> **MATERIAL SUPPLIED**
□ □ □ □ □ □ □
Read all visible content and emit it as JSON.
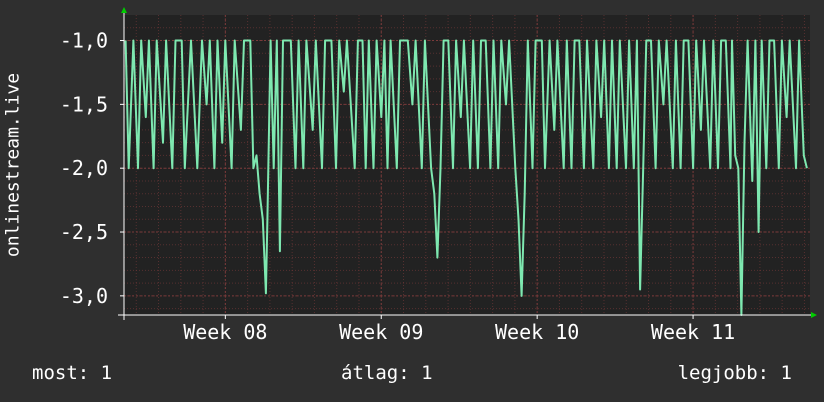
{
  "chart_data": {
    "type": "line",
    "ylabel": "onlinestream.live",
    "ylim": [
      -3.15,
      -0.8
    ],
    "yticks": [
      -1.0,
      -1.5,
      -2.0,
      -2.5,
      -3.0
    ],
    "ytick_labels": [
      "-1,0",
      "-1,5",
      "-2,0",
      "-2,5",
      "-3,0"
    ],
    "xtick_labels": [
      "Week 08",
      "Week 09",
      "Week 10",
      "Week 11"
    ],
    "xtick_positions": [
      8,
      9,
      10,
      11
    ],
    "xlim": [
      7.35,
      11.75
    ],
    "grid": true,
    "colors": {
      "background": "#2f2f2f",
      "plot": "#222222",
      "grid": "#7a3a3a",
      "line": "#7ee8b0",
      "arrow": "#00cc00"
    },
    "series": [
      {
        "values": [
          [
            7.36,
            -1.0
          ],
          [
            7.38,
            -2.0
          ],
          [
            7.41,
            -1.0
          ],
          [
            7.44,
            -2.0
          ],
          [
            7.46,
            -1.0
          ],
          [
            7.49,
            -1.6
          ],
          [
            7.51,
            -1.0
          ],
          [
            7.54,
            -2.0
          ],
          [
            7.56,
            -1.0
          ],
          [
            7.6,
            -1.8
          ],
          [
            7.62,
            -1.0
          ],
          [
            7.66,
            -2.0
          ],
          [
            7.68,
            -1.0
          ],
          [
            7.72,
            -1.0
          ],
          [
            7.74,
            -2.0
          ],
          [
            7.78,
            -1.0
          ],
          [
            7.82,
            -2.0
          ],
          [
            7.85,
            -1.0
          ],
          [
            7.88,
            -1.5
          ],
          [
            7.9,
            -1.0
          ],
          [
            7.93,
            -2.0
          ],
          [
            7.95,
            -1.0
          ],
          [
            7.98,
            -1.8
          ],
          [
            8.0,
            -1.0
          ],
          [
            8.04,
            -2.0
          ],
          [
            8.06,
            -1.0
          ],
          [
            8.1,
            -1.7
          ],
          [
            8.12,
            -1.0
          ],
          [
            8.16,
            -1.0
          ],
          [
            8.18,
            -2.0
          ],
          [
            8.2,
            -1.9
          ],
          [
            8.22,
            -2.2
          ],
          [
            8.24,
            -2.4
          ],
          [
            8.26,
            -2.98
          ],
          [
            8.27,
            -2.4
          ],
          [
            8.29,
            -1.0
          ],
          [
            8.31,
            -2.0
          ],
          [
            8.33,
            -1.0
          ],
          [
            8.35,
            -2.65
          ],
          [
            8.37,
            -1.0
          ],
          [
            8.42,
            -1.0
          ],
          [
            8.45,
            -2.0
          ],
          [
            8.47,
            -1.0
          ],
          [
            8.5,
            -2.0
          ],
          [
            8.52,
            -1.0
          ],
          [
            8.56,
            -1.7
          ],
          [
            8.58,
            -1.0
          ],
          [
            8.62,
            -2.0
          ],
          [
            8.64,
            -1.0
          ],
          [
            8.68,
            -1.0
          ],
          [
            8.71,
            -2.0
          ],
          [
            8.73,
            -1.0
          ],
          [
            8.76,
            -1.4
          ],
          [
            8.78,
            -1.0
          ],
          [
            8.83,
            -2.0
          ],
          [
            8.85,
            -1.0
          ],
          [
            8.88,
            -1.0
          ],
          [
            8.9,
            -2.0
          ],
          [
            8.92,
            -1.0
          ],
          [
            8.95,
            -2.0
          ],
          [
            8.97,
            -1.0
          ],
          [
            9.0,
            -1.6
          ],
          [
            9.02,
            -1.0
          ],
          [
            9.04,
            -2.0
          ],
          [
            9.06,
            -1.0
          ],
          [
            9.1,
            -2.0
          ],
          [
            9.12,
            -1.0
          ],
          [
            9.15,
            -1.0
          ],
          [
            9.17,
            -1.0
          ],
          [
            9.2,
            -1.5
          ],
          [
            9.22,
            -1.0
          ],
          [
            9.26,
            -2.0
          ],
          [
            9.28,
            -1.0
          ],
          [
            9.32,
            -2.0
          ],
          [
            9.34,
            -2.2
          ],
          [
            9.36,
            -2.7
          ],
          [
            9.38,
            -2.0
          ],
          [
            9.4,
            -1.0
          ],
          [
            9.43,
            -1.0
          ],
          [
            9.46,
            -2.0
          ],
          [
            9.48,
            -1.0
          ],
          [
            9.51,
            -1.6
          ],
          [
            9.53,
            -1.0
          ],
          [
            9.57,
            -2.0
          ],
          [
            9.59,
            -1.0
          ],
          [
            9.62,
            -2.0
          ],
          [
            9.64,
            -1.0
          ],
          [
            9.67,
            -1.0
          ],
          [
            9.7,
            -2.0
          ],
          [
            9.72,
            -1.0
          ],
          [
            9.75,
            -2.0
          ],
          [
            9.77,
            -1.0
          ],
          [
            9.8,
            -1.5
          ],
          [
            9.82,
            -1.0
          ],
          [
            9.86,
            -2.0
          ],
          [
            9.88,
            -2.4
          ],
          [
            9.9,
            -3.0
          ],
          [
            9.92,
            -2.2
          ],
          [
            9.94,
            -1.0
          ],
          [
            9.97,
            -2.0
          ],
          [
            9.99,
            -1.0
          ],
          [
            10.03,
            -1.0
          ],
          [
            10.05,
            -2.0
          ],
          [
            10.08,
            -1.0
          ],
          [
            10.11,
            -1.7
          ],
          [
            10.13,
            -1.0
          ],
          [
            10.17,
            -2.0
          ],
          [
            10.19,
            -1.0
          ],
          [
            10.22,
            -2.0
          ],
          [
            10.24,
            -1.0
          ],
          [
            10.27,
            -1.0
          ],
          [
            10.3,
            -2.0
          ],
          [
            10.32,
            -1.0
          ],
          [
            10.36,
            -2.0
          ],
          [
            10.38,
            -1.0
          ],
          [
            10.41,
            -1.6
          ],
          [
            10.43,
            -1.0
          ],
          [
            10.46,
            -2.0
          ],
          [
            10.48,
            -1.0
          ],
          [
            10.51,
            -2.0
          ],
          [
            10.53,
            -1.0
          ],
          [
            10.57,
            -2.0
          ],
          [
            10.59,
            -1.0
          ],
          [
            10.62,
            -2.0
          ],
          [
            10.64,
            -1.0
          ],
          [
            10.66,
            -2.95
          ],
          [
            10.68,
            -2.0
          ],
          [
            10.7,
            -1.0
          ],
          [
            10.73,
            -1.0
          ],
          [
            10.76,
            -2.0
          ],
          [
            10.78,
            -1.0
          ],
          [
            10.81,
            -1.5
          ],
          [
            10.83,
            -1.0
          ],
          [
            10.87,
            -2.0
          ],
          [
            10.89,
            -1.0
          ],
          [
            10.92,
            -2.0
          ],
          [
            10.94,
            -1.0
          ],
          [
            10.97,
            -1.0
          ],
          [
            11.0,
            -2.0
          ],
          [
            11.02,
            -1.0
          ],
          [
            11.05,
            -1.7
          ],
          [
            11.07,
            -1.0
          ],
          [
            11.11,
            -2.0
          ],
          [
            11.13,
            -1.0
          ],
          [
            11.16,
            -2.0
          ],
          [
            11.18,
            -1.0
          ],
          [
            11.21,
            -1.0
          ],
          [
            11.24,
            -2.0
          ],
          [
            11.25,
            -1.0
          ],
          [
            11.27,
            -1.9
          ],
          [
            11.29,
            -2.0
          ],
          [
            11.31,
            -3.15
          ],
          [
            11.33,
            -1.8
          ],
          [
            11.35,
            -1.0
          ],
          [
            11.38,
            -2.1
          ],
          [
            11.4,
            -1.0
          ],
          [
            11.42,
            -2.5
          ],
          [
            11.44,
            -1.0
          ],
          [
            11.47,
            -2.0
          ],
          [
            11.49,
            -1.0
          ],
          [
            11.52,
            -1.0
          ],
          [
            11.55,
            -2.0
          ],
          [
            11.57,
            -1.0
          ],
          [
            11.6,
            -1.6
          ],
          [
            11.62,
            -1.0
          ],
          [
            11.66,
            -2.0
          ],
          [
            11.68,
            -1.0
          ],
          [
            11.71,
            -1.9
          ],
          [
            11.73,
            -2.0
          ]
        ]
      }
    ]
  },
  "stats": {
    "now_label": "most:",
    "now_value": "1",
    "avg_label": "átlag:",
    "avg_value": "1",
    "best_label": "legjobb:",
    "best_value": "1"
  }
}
□ □ □ □ □ □ □
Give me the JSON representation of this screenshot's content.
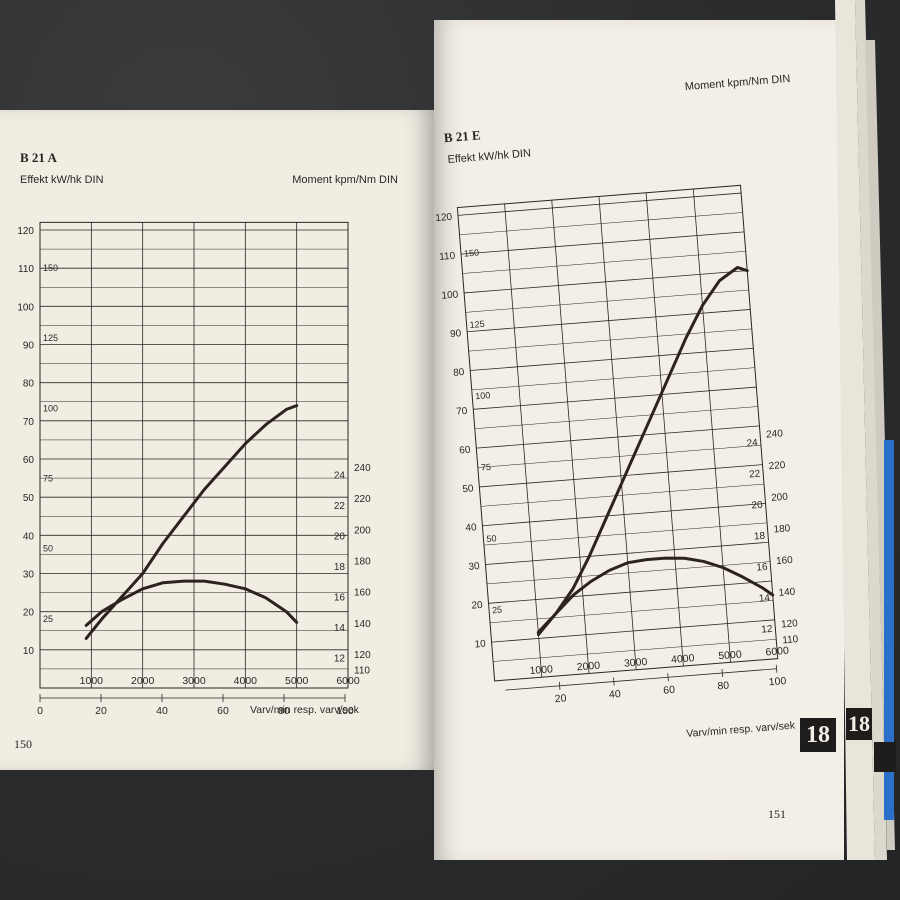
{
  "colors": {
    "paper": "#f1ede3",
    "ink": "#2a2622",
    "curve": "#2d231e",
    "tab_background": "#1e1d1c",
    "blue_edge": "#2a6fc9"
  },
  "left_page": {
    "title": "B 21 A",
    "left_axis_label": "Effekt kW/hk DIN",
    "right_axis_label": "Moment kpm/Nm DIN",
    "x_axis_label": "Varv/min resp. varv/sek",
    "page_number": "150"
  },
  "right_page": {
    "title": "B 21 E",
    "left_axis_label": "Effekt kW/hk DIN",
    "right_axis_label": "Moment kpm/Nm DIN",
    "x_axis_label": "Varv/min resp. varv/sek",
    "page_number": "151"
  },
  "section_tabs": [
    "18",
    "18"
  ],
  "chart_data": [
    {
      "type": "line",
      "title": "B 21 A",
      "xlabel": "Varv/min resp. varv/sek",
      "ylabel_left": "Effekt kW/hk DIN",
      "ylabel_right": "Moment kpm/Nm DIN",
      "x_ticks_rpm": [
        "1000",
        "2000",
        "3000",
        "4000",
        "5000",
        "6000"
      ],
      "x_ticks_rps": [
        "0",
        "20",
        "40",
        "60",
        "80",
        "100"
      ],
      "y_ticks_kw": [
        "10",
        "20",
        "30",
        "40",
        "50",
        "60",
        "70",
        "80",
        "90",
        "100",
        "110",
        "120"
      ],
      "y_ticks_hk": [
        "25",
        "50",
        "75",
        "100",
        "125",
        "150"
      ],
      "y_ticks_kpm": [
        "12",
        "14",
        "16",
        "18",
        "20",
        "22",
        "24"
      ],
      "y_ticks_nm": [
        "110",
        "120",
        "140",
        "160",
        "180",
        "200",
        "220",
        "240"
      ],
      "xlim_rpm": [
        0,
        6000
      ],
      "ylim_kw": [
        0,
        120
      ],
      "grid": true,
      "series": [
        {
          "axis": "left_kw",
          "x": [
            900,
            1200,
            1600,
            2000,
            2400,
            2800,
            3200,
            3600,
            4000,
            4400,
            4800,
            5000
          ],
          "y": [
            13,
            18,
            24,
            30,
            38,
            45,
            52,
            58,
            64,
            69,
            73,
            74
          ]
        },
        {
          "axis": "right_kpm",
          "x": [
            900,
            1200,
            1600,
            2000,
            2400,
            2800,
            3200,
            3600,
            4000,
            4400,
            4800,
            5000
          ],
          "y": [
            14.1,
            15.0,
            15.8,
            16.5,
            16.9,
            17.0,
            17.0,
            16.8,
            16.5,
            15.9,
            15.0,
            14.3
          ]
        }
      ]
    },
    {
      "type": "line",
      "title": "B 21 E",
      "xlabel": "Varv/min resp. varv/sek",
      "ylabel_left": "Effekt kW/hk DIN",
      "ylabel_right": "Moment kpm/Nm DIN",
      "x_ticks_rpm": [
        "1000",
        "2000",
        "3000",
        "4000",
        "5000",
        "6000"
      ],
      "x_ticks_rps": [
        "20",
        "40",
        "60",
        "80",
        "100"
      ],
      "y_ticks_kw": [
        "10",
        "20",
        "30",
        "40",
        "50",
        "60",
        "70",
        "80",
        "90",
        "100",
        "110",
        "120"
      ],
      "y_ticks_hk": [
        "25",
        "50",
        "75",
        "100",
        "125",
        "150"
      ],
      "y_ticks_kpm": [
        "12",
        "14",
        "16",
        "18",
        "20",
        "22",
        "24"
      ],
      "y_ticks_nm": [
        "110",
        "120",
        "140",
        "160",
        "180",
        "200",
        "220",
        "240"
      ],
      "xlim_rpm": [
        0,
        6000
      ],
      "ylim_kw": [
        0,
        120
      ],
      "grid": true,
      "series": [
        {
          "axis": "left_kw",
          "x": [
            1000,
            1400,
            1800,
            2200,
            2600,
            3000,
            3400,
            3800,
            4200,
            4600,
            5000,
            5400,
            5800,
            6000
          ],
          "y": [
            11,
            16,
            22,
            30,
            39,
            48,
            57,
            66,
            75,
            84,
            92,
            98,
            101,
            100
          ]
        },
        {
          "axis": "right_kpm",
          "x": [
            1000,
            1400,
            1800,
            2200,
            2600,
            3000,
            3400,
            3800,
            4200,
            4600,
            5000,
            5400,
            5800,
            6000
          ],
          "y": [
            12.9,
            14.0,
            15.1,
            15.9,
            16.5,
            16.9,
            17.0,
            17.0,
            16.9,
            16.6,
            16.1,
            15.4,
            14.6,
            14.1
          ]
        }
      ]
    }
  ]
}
□ □ □ □ □ □ □
From the entries above, copy every line where the word "content" shows up.

Read all visible content and emit it as JSON.
Give me the JSON representation of this screenshot's content.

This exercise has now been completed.